Task to complete:
Without the pictures, copy the entries below word for word.
-- BEGIN --
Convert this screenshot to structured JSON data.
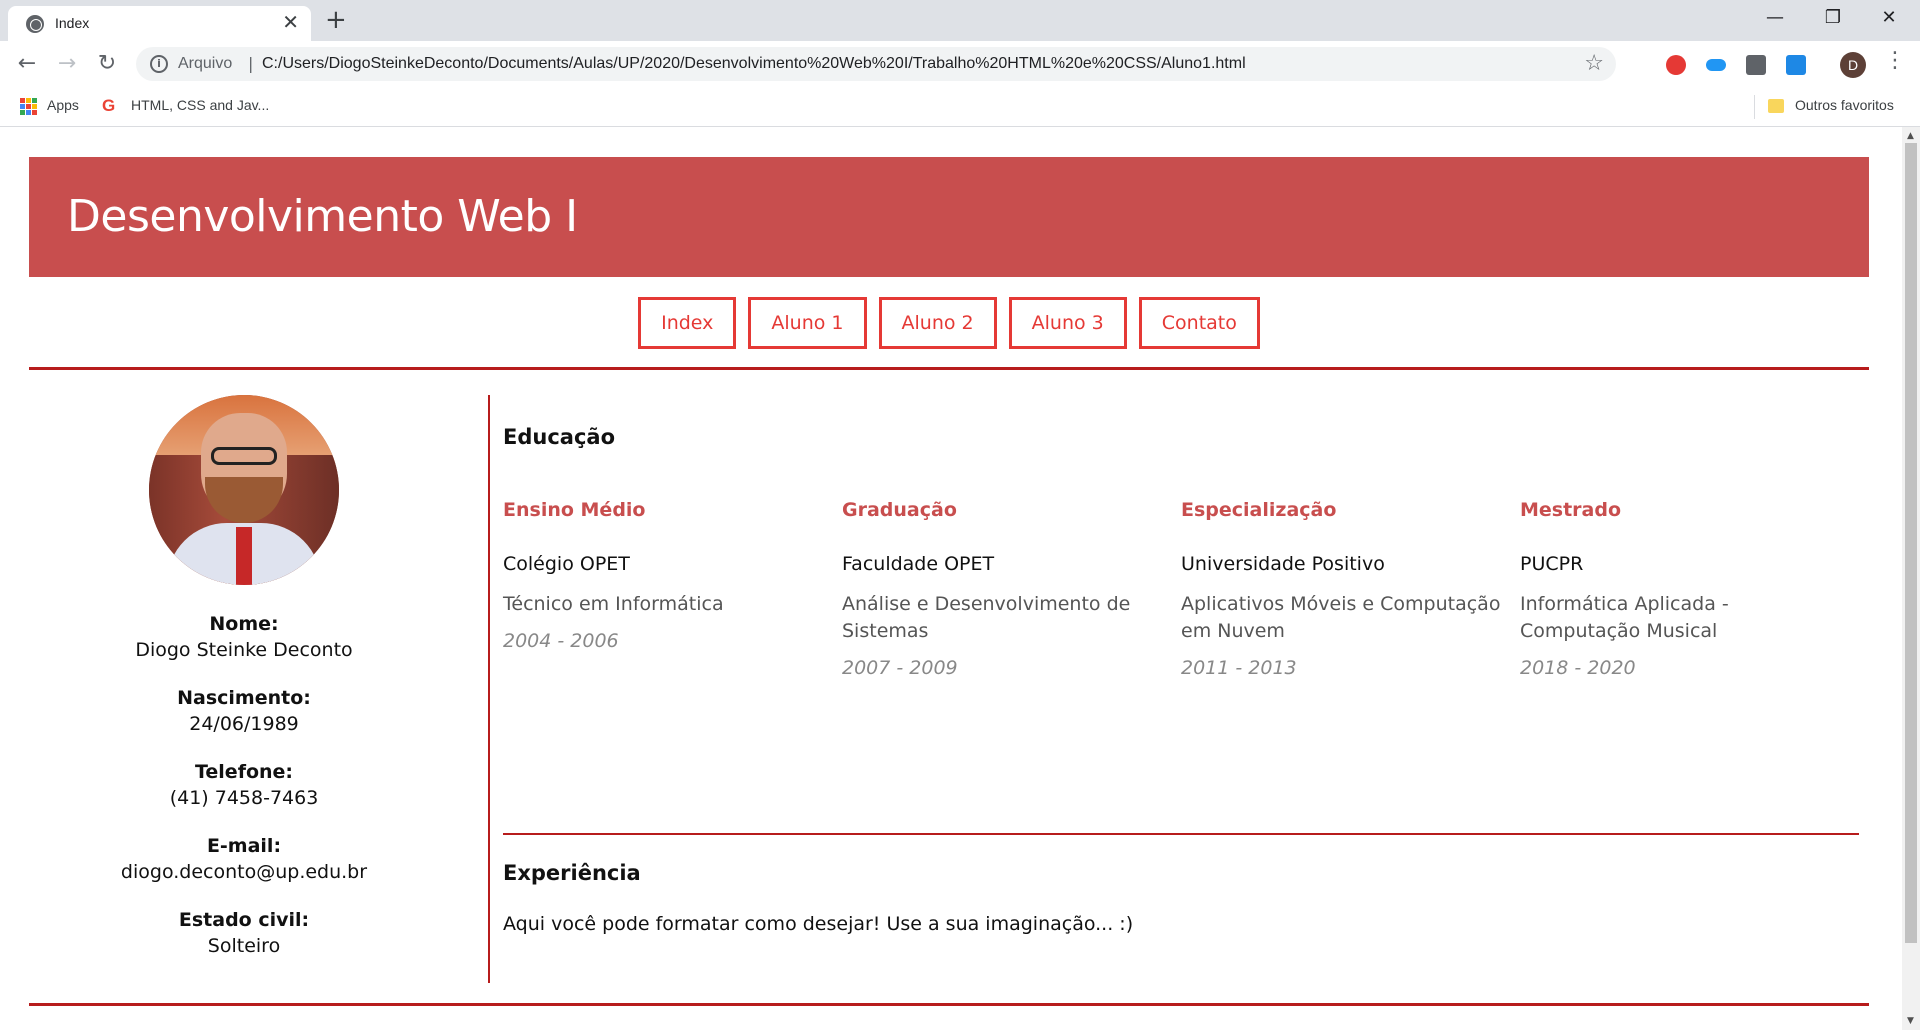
{
  "browser": {
    "tab_title": "Index",
    "close_glyph": "✕",
    "new_tab_glyph": "+",
    "scheme_label": "Arquivo",
    "url": "C:/Users/DiogoSteinkeDeconto/Documents/Aulas/UP/2020/Desenvolvimento%20Web%20I/Trabalho%20HTML%20e%20CSS/Aluno1.html",
    "profile_initial": "D",
    "bookmarks": [
      {
        "label": "Apps",
        "icon": "apps-grid-icon"
      },
      {
        "label": "HTML, CSS and Jav...",
        "icon": "google-icon"
      }
    ],
    "other_bookmarks": "Outros favoritos"
  },
  "site": {
    "title": "Desenvolvimento Web I",
    "nav": [
      "Index",
      "Aluno 1",
      "Aluno 2",
      "Aluno 3",
      "Contato"
    ],
    "accent": "#c84e4e",
    "nav_color": "#e53935",
    "rule_color": "#b71c1c"
  },
  "profile": {
    "photo_alt": "profile-photo",
    "fields": [
      {
        "label": "Nome:",
        "value": "Diogo Steinke Deconto"
      },
      {
        "label": "Nascimento:",
        "value": "24/06/1989"
      },
      {
        "label": "Telefone:",
        "value": "(41) 7458-7463"
      },
      {
        "label": "E-mail:",
        "value": "diogo.deconto@up.edu.br"
      },
      {
        "label": "Estado civil:",
        "value": "Solteiro"
      }
    ]
  },
  "education": {
    "heading": "Educação",
    "items": [
      {
        "level": "Ensino Médio",
        "institution": "Colégio OPET",
        "course": "Técnico em Informática",
        "years": "2004 - 2006"
      },
      {
        "level": "Graduação",
        "institution": "Faculdade OPET",
        "course": "Análise e Desenvolvimento de Sistemas",
        "years": "2007 - 2009"
      },
      {
        "level": "Especialização",
        "institution": "Universidade Positivo",
        "course": "Aplicativos Móveis e Computação em Nuvem",
        "years": "2011 - 2013"
      },
      {
        "level": "Mestrado",
        "institution": "PUCPR",
        "course": "Informática Aplicada - Computação Musical",
        "years": "2018 - 2020"
      }
    ]
  },
  "experience": {
    "heading": "Experiência",
    "text": "Aqui você pode formatar como desejar! Use a sua imaginação... :)"
  }
}
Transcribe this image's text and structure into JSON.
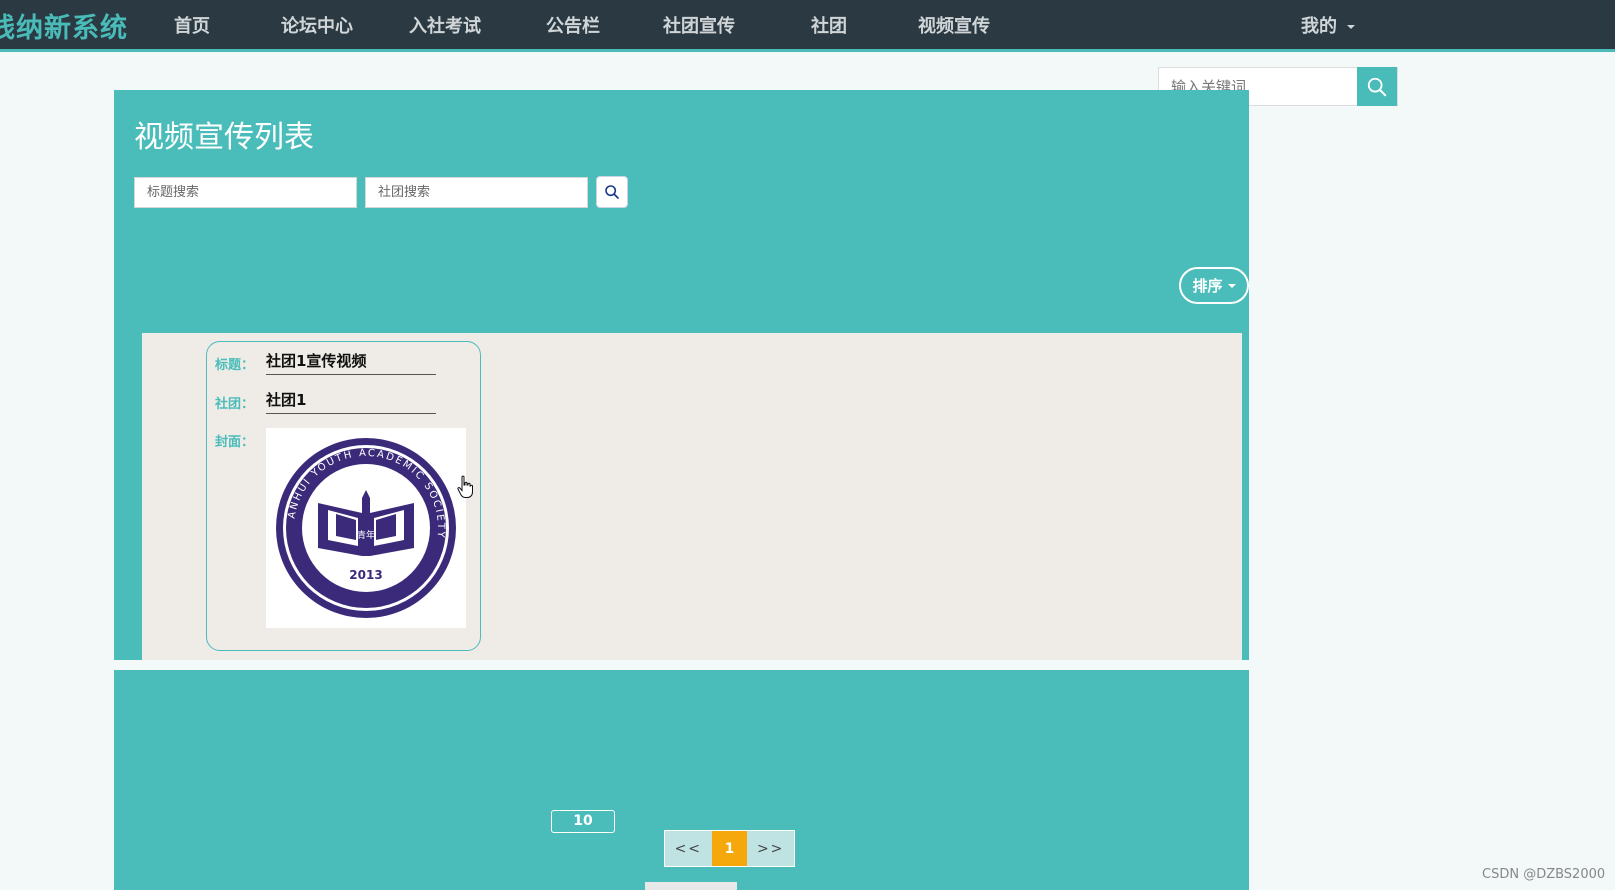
{
  "brand": "线纳新系统",
  "nav": {
    "items": [
      {
        "label": "首页"
      },
      {
        "label": "论坛中心"
      },
      {
        "label": "入社考试"
      },
      {
        "label": "公告栏"
      },
      {
        "label": "社团宣传"
      },
      {
        "label": "社团"
      },
      {
        "label": "视频宣传"
      }
    ],
    "user_menu": "我的"
  },
  "top_search": {
    "placeholder": "输入关键词",
    "icon": "search-icon"
  },
  "page_title": "视频宣传列表",
  "filters": {
    "title_placeholder": "标题搜索",
    "club_placeholder": "社团搜索",
    "search_icon": "search-icon"
  },
  "sort_button": "排序",
  "list": {
    "items": [
      {
        "title_label": "标题：",
        "title": "社团1宣传视频",
        "club_label": "社团：",
        "club": "社团1",
        "cover_label": "封面：",
        "cover_badge": {
          "year": "2013",
          "ring_text": "ANHUI YOUTH ACADEMIC SOCIETY",
          "center": "青年"
        }
      }
    ]
  },
  "pagination": {
    "page_size": "10",
    "prev": "<<",
    "current": "1",
    "next": ">>"
  },
  "watermark": "CSDN @DZBS2000",
  "colors": {
    "accent": "#4abdbb",
    "topbar": "#2b3a42",
    "current_page": "#f5a80b",
    "card_bg": "#efebe6",
    "badge": "#3b2a7a"
  }
}
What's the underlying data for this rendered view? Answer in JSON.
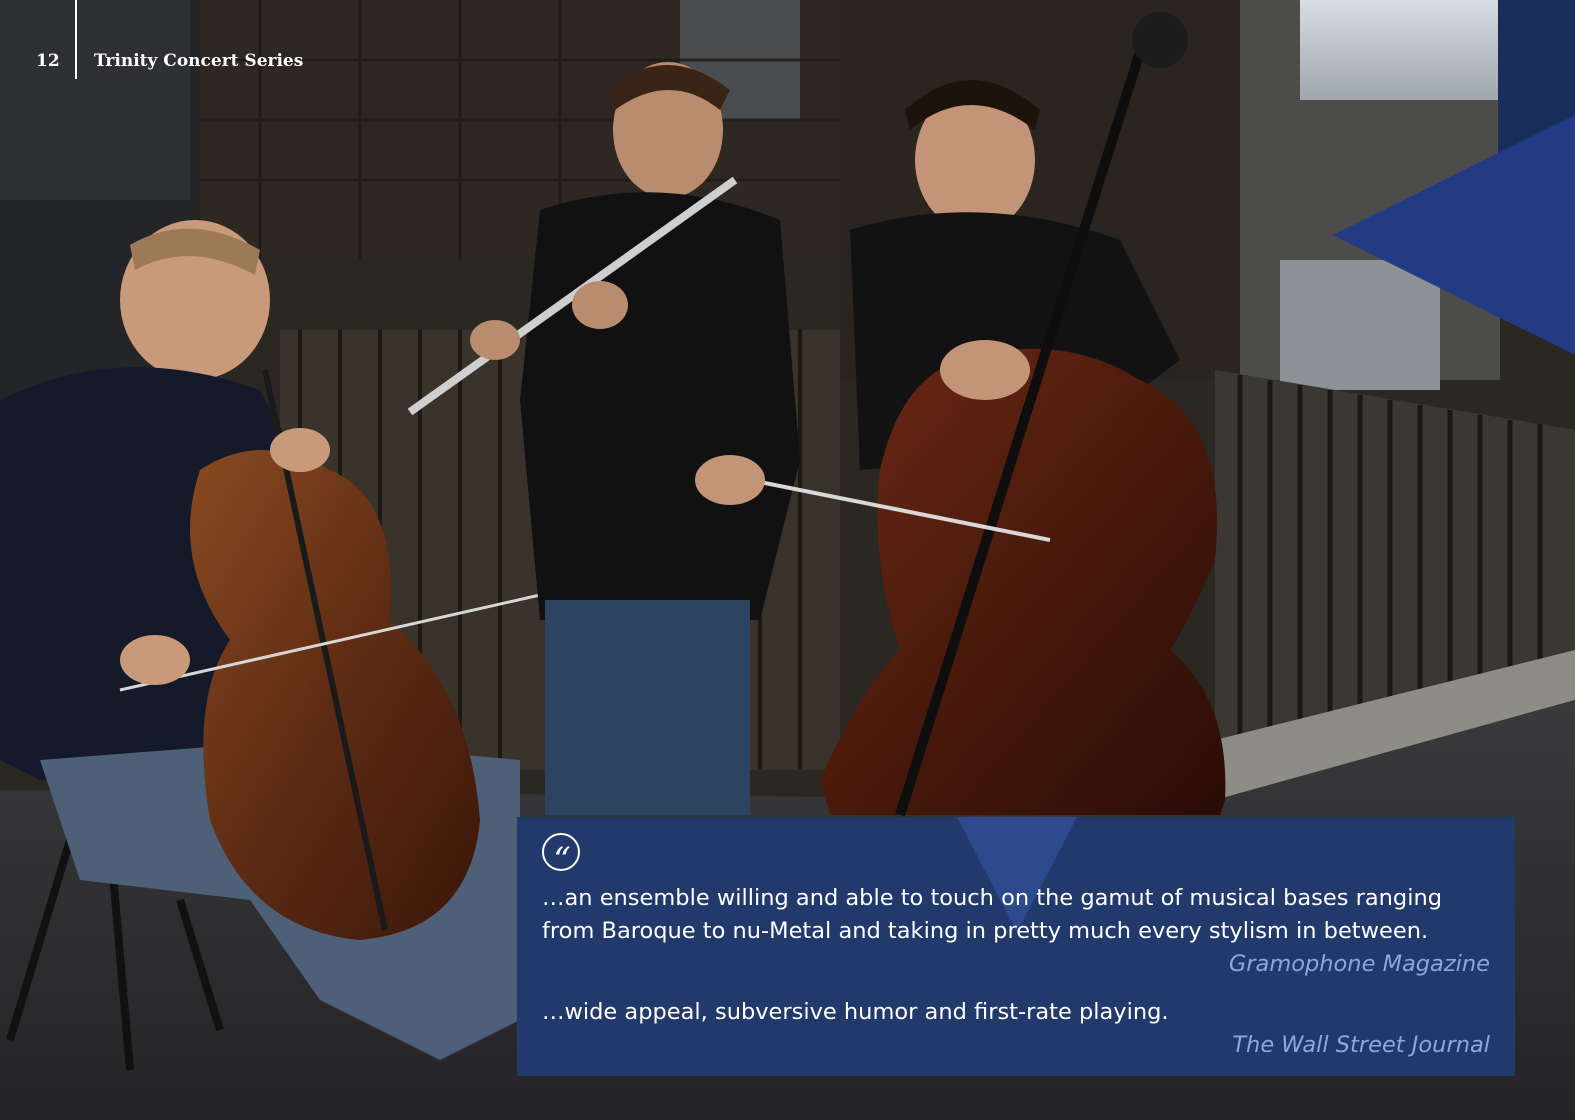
{
  "header": {
    "page_number": "12",
    "series_title": "Trinity Concert Series"
  },
  "quotes": [
    {
      "text": "…an ensemble willing and able to touch on the gamut of musical bases ranging from Baroque to nu-Metal and taking in pretty much every stylism in between.",
      "source": "Gramophone Magazine"
    },
    {
      "text": "…wide appeal, subversive humor and first-rate playing.",
      "source": "The Wall Street Journal"
    }
  ],
  "quote_mark_glyph": "“",
  "colors": {
    "quote_box": "#213a6b",
    "accent_blue": "#233a85",
    "source_text": "#8fa6dc",
    "dark_navy": "#1a2e5e"
  },
  "icons": {
    "quote_mark": "quote-mark-icon"
  }
}
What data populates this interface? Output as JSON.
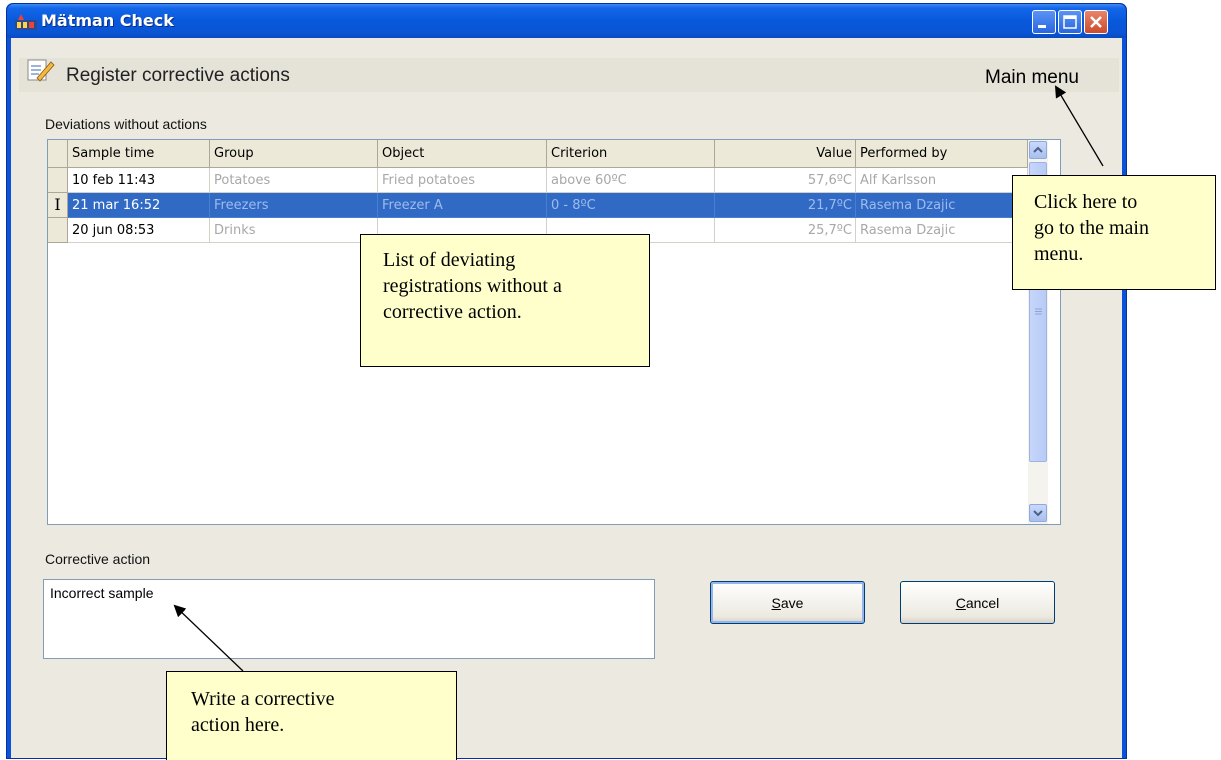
{
  "window": {
    "title": "Mätman Check"
  },
  "header": {
    "title": "Register corrective actions",
    "main_menu": "Main menu"
  },
  "deviations": {
    "label": "Deviations without actions",
    "columns": [
      "Sample time",
      "Group",
      "Object",
      "Criterion",
      "Value",
      "Performed by"
    ],
    "rows": [
      {
        "sample_time": "10 feb 11:43",
        "group": "Potatoes",
        "object": "Fried potatoes",
        "criterion": "above 60ºC",
        "value": "57,6ºC",
        "performed_by": "Alf Karlsson",
        "selected": false
      },
      {
        "sample_time": "21 mar 16:52",
        "group": "Freezers",
        "object": "Freezer A",
        "criterion": "0 - 8ºC",
        "value": "21,7ºC",
        "performed_by": "Rasema Dzajic",
        "selected": true
      },
      {
        "sample_time": "20 jun 08:53",
        "group": "Drinks",
        "object": "",
        "criterion": "",
        "value": "25,7ºC",
        "performed_by": "Rasema Dzajic",
        "selected": false
      }
    ],
    "row_marker": "I"
  },
  "corrective_action": {
    "label": "Corrective action",
    "value": "Incorrect sample"
  },
  "buttons": {
    "save": "Save",
    "cancel": "Cancel"
  },
  "callouts": {
    "main_menu": "Click here to\ngo to the main\nmenu.",
    "list": "List of deviating\nregistrations without a\ncorrective action.",
    "action": "Write a corrective\naction here."
  },
  "icons": {
    "app": "app-logo-icon",
    "header": "edit-note-icon",
    "minimize": "minimize-icon",
    "maximize": "maximize-icon",
    "close": "close-icon",
    "scroll_up": "arrow-up-icon",
    "scroll_down": "arrow-down-icon"
  },
  "colors": {
    "titlebar": "#0858dc",
    "selection": "#316ac5",
    "callout_bg": "#ffffcc"
  }
}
-- END --
Correct response:
Convert this screenshot to structured JSON data.
{
  "browser": {
    "tab_title": "Index",
    "close_glyph": "✕",
    "new_tab_glyph": "+",
    "scheme_label": "Arquivo",
    "url": "C:/Users/DiogoSteinkeDeconto/Documents/Aulas/UP/2020/Desenvolvimento%20Web%20I/Trabalho%20HTML%20e%20CSS/Aluno1.html",
    "profile_initial": "D",
    "bookmarks": [
      {
        "label": "Apps",
        "icon": "apps-grid-icon"
      },
      {
        "label": "HTML, CSS and Jav...",
        "icon": "google-icon"
      }
    ],
    "other_bookmarks": "Outros favoritos"
  },
  "site": {
    "title": "Desenvolvimento Web I",
    "nav": [
      "Index",
      "Aluno 1",
      "Aluno 2",
      "Aluno 3",
      "Contato"
    ],
    "accent": "#c84e4e",
    "nav_color": "#e53935",
    "rule_color": "#b71c1c"
  },
  "profile": {
    "photo_alt": "profile-photo",
    "fields": [
      {
        "label": "Nome:",
        "value": "Diogo Steinke Deconto"
      },
      {
        "label": "Nascimento:",
        "value": "24/06/1989"
      },
      {
        "label": "Telefone:",
        "value": "(41) 7458-7463"
      },
      {
        "label": "E-mail:",
        "value": "diogo.deconto@up.edu.br"
      },
      {
        "label": "Estado civil:",
        "value": "Solteiro"
      }
    ]
  },
  "education": {
    "heading": "Educação",
    "items": [
      {
        "level": "Ensino Médio",
        "institution": "Colégio OPET",
        "course": "Técnico em Informática",
        "years": "2004 - 2006"
      },
      {
        "level": "Graduação",
        "institution": "Faculdade OPET",
        "course": "Análise e Desenvolvimento de Sistemas",
        "years": "2007 - 2009"
      },
      {
        "level": "Especialização",
        "institution": "Universidade Positivo",
        "course": "Aplicativos Móveis e Computação em Nuvem",
        "years": "2011 - 2013"
      },
      {
        "level": "Mestrado",
        "institution": "PUCPR",
        "course": "Informática Aplicada - Computação Musical",
        "years": "2018 - 2020"
      }
    ]
  },
  "experience": {
    "heading": "Experiência",
    "text": "Aqui você pode formatar como desejar! Use a sua imaginação... :)"
  }
}
Transcribe this image's text and structure into JSON.
{
  "brand": "线纳新系统",
  "nav": {
    "items": [
      {
        "label": "首页"
      },
      {
        "label": "论坛中心"
      },
      {
        "label": "入社考试"
      },
      {
        "label": "公告栏"
      },
      {
        "label": "社团宣传"
      },
      {
        "label": "社团"
      },
      {
        "label": "视频宣传"
      }
    ],
    "user_menu": "我的"
  },
  "top_search": {
    "placeholder": "输入关键词",
    "icon": "search-icon"
  },
  "page_title": "视频宣传列表",
  "filters": {
    "title_placeholder": "标题搜索",
    "club_placeholder": "社团搜索",
    "search_icon": "search-icon"
  },
  "sort_button": "排序",
  "list": {
    "items": [
      {
        "title_label": "标题：",
        "title": "社团1宣传视频",
        "club_label": "社团：",
        "club": "社团1",
        "cover_label": "封面：",
        "cover_badge": {
          "year": "2013",
          "ring_text": "ANHUI YOUTH ACADEMIC SOCIETY",
          "center": "青年"
        }
      }
    ]
  },
  "pagination": {
    "page_size": "10",
    "prev": "<<",
    "current": "1",
    "next": ">>"
  },
  "watermark": "CSDN @DZBS2000",
  "colors": {
    "accent": "#4abdbb",
    "topbar": "#2b3a42",
    "current_page": "#f5a80b",
    "card_bg": "#efebe6",
    "badge": "#3b2a7a"
  }
}
What's the underlying data for this rendered view? Answer in JSON.
{
  "header": {
    "page_number": "12",
    "series_title": "Trinity Concert Series"
  },
  "quotes": [
    {
      "text": "…an ensemble willing and able to touch on the gamut of musical bases ranging from Baroque to nu-Metal and taking in pretty much every stylism in between.",
      "source": "Gramophone Magazine"
    },
    {
      "text": "…wide appeal, subversive humor and first-rate playing.",
      "source": "The Wall Street Journal"
    }
  ],
  "quote_mark_glyph": "“",
  "colors": {
    "quote_box": "#213a6b",
    "accent_blue": "#233a85",
    "source_text": "#8fa6dc",
    "dark_navy": "#1a2e5e"
  },
  "icons": {
    "quote_mark": "quote-mark-icon"
  }
}
What data populates this interface? Output as JSON.
{
  "window": {
    "title": "Mätman Check"
  },
  "header": {
    "title": "Register corrective actions",
    "main_menu": "Main menu"
  },
  "deviations": {
    "label": "Deviations without actions",
    "columns": [
      "Sample time",
      "Group",
      "Object",
      "Criterion",
      "Value",
      "Performed by"
    ],
    "rows": [
      {
        "sample_time": "10 feb 11:43",
        "group": "Potatoes",
        "object": "Fried potatoes",
        "criterion": "above 60ºC",
        "value": "57,6ºC",
        "performed_by": "Alf Karlsson",
        "selected": false
      },
      {
        "sample_time": "21 mar 16:52",
        "group": "Freezers",
        "object": "Freezer A",
        "criterion": "0 - 8ºC",
        "value": "21,7ºC",
        "performed_by": "Rasema Dzajic",
        "selected": true
      },
      {
        "sample_time": "20 jun 08:53",
        "group": "Drinks",
        "object": "",
        "criterion": "",
        "value": "25,7ºC",
        "performed_by": "Rasema Dzajic",
        "selected": false
      }
    ],
    "row_marker": "I"
  },
  "corrective_action": {
    "label": "Corrective action",
    "value": "Incorrect sample"
  },
  "buttons": {
    "save": "Save",
    "cancel": "Cancel"
  },
  "callouts": {
    "main_menu": "Click here to\ngo to the main\nmenu.",
    "list": "List of deviating\nregistrations without a\ncorrective action.",
    "action": "Write a corrective\naction here."
  },
  "icons": {
    "app": "app-logo-icon",
    "header": "edit-note-icon",
    "minimize": "minimize-icon",
    "maximize": "maximize-icon",
    "close": "close-icon",
    "scroll_up": "arrow-up-icon",
    "scroll_down": "arrow-down-icon"
  },
  "colors": {
    "titlebar": "#0858dc",
    "selection": "#316ac5",
    "callout_bg": "#ffffcc"
  }
}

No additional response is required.